[begin Provided records]

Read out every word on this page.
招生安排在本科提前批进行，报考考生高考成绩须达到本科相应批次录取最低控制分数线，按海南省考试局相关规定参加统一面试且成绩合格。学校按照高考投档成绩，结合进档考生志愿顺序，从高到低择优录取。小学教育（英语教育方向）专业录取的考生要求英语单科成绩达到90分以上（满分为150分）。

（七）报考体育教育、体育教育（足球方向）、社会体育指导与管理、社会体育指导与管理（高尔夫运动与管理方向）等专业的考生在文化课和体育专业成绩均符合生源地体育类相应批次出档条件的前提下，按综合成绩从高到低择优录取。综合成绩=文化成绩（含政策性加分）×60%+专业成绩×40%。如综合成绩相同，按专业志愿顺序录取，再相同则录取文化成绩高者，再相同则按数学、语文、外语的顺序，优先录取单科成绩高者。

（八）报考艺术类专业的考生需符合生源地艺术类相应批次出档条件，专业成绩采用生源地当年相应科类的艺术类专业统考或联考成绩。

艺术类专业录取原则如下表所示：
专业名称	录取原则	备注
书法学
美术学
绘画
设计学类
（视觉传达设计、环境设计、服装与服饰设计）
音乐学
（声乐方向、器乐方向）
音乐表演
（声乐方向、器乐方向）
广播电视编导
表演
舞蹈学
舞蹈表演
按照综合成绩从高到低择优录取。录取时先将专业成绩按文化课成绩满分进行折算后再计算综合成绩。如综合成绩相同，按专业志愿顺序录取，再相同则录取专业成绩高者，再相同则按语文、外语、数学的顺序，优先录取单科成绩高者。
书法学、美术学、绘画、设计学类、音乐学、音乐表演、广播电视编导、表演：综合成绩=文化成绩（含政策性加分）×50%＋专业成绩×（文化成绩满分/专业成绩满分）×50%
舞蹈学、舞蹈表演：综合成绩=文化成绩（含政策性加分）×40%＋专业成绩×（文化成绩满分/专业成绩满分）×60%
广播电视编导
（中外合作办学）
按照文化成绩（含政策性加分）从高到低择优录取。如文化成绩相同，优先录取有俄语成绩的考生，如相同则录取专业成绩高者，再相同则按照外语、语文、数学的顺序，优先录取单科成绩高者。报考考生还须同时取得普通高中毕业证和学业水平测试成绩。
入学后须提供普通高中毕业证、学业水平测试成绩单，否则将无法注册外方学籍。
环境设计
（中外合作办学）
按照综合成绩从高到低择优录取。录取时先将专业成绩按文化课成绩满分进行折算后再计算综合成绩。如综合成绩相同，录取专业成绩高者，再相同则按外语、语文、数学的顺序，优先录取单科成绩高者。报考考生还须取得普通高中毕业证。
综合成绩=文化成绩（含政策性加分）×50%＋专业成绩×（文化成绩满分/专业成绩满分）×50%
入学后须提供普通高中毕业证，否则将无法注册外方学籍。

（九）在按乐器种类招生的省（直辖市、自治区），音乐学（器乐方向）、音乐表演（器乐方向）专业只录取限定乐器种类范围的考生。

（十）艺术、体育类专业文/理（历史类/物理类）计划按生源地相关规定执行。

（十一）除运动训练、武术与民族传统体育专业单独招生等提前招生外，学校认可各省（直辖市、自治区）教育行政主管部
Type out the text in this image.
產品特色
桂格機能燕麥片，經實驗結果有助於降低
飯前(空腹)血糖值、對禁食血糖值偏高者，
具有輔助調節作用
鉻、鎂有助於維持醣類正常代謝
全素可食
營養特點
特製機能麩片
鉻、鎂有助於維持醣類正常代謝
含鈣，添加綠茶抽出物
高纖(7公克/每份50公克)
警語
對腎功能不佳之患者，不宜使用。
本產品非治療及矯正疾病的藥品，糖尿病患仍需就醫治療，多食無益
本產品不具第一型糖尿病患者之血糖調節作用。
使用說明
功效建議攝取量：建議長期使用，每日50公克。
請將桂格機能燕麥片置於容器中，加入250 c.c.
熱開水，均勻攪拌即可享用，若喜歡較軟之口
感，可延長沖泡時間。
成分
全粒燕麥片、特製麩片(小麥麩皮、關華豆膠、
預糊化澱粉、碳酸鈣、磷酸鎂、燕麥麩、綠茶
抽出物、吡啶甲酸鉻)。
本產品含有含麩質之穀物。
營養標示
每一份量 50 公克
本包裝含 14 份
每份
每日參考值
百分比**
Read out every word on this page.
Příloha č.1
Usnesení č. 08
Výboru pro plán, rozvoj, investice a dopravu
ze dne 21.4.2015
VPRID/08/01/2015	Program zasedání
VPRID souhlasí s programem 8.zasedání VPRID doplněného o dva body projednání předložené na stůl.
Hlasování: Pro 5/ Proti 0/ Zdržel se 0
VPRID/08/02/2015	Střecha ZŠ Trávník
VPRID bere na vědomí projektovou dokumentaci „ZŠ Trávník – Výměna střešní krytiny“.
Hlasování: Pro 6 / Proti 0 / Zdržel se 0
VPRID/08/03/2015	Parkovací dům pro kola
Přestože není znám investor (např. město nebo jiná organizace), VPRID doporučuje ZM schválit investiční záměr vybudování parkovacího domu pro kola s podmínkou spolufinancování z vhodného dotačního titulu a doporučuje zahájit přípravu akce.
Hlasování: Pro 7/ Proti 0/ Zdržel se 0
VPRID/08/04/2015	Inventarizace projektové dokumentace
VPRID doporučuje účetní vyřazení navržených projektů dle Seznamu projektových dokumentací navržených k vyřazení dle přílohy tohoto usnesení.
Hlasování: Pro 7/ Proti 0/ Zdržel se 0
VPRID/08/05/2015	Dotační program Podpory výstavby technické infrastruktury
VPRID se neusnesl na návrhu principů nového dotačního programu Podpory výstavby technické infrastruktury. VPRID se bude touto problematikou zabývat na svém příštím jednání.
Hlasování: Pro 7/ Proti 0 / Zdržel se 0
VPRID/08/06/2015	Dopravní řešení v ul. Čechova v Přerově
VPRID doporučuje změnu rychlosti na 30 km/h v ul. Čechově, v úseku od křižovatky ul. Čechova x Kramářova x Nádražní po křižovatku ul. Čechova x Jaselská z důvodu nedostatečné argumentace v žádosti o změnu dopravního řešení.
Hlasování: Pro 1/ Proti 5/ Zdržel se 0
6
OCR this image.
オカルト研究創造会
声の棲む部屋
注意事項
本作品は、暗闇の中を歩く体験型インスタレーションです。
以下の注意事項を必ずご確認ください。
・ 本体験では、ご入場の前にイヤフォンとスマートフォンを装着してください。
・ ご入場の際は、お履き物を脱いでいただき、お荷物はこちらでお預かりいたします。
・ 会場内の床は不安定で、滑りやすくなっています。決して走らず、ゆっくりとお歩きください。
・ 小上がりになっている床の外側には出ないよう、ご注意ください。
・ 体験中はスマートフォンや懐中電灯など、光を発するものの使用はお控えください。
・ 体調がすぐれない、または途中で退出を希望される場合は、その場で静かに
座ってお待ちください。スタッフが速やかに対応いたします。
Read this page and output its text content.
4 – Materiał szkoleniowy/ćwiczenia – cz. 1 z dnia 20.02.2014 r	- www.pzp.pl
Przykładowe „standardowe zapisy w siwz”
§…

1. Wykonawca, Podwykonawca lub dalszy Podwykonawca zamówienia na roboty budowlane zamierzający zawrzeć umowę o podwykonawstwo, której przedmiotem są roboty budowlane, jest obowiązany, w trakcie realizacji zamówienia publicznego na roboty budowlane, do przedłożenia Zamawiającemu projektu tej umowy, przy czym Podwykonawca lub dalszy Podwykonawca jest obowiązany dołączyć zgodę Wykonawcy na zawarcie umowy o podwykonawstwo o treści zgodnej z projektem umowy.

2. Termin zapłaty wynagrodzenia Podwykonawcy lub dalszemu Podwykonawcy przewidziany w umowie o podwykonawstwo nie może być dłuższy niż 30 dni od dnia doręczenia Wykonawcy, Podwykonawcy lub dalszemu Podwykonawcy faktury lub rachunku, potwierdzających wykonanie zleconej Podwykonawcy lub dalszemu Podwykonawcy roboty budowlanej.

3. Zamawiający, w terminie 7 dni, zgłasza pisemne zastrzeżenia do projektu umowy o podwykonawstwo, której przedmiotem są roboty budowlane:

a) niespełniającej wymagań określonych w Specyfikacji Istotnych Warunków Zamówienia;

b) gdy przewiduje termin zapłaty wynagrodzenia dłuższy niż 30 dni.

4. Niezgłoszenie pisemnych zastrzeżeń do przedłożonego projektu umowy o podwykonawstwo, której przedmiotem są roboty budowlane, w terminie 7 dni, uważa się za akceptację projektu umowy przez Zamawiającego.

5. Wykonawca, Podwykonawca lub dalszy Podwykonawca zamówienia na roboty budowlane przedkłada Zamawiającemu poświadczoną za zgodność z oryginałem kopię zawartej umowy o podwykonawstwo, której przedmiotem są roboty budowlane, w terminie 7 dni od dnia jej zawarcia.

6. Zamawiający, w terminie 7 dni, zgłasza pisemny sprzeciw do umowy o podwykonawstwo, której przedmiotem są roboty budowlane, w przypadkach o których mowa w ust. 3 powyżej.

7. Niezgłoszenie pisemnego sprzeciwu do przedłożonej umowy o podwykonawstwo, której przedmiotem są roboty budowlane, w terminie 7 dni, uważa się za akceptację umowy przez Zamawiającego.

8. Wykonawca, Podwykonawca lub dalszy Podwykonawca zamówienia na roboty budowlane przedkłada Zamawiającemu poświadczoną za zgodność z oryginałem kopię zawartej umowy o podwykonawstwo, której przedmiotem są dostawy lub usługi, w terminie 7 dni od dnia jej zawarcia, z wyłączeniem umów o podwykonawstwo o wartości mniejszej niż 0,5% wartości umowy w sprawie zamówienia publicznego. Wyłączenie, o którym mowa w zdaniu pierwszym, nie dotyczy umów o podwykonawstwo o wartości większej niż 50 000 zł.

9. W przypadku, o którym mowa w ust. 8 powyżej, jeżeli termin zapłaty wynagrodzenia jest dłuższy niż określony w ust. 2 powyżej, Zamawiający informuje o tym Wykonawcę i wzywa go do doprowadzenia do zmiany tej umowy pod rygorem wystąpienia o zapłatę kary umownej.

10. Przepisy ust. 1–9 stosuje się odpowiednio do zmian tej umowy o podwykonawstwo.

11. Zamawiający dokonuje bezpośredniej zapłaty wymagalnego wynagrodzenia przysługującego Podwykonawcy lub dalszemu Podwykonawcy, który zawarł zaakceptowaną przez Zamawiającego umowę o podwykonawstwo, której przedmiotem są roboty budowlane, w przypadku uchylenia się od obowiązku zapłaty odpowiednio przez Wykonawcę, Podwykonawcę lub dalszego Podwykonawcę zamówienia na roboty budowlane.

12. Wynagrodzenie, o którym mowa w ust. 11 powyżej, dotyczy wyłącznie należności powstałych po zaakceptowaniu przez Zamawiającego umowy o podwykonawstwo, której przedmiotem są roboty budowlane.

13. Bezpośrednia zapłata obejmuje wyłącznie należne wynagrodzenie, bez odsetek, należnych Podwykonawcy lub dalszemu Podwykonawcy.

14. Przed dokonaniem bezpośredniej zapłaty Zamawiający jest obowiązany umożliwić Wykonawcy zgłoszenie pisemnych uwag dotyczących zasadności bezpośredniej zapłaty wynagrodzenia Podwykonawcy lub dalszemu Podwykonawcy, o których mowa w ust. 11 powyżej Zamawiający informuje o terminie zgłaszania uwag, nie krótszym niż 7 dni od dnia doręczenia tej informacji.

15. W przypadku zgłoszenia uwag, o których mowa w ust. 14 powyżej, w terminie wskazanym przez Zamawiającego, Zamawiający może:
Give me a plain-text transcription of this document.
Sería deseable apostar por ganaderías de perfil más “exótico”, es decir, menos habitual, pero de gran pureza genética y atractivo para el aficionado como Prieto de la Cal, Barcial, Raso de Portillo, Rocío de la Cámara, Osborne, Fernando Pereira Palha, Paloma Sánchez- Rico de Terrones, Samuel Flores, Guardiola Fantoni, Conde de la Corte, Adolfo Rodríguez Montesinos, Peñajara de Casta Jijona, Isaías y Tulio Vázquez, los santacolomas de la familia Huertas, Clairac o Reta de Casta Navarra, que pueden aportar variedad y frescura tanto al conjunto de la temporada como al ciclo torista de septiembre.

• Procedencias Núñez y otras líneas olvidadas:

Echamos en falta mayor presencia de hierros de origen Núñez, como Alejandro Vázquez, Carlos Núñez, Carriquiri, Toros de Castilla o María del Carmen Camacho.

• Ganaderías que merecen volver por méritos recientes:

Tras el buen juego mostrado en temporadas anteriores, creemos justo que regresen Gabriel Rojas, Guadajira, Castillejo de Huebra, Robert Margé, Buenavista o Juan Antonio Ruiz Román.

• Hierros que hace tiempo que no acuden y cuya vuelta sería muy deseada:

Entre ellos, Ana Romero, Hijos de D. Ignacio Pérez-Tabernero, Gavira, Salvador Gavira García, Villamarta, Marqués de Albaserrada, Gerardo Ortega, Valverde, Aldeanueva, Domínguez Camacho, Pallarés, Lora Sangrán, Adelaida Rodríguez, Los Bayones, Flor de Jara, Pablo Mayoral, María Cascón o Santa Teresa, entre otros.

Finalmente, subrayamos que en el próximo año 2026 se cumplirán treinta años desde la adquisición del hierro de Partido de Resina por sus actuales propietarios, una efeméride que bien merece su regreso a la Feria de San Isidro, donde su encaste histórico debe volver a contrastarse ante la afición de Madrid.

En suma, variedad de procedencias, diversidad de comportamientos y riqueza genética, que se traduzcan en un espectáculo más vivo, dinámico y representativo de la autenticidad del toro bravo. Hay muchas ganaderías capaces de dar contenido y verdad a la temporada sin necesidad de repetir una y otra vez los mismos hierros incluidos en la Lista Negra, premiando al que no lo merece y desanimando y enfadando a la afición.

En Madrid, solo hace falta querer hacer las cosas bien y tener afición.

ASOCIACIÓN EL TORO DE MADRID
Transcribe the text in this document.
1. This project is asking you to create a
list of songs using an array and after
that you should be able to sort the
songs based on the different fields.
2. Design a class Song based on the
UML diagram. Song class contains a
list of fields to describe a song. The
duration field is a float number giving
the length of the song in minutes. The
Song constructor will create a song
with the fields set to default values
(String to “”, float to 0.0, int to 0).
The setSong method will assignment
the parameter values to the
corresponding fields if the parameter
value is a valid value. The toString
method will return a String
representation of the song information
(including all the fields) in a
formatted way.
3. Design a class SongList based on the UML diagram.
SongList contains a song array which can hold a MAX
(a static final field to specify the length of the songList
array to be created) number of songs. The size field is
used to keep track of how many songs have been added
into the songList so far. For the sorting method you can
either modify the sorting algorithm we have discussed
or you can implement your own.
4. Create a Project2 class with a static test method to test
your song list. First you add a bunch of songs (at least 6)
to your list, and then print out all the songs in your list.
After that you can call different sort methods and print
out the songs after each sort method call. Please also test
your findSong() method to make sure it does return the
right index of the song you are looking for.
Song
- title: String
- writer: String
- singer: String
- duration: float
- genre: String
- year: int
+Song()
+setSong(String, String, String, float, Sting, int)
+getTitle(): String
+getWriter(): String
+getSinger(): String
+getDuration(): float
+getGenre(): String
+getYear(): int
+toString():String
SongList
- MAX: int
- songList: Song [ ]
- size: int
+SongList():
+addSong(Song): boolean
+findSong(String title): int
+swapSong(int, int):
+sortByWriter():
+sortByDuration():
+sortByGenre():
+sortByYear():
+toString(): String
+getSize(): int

[end Provided records]

Reply with nothing but the number of lines in the data above that contain "print".

__Solution below__: 2